### What needs to be done
Can you give all the records again without altering a single character?
[Begin Input material]
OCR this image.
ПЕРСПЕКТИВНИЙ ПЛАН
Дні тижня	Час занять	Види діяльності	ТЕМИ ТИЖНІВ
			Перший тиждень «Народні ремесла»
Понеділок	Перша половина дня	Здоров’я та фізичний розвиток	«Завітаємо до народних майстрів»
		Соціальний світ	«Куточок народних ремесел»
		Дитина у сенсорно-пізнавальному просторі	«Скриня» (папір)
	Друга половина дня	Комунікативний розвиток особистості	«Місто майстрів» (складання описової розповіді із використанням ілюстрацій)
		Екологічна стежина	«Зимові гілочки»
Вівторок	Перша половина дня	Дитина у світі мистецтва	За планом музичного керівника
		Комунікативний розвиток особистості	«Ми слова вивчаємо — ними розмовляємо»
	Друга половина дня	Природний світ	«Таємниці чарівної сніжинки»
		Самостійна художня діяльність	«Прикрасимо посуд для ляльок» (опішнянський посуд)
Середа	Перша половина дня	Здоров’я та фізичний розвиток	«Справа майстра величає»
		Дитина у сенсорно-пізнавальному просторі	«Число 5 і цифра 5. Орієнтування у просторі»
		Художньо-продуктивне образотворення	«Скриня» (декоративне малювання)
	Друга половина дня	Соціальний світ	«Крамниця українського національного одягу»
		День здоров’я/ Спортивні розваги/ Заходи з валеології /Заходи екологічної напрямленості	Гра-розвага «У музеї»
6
[End Input material]
### Answer in full
OCR this image.
ПЕРСПЕКТИВНИЙ ПЛАН
Дні тижня	Час занять	Види діяльності	ТЕМИ ТИЖНІВ
			Перший тиждень «Народні ремесла»
Понеділок	Перша половина дня	Здоров’я та фізичний розвиток	«Завітаємо до народних майстрів»
		Соціальний світ	«Куточок народних ремесел»
		Дитина у сенсорно-пізнавальному просторі	«Скриня» (папір)
	Друга половина дня	Комунікативний розвиток особистості	«Місто майстрів» (складання описової розповіді із використанням ілюстрацій)
		Екологічна стежина	«Зимові гілочки»
Вівторок	Перша половина дня	Дитина у світі мистецтва	За планом музичного керівника
		Комунікативний розвиток особистості	«Ми слова вивчаємо — ними розмовляємо»
	Друга половина дня	Природний світ	«Таємниці чарівної сніжинки»
		Самостійна художня діяльність	«Прикрасимо посуд для ляльок» (опішнянський посуд)
Середа	Перша половина дня	Здоров’я та фізичний розвиток	«Справа майстра величає»
		Дитина у сенсорно-пізнавальному просторі	«Число 5 і цифра 5. Орієнтування у просторі»
		Художньо-продуктивне образотворення	«Скриня» (декоративне малювання)
	Друга половина дня	Соціальний світ	«Крамниця українського національного одягу»
		День здоров’я/ Спортивні розваги/ Заходи з валеології /Заходи екологічної напрямленості	Гра-розвага «У музеї»
6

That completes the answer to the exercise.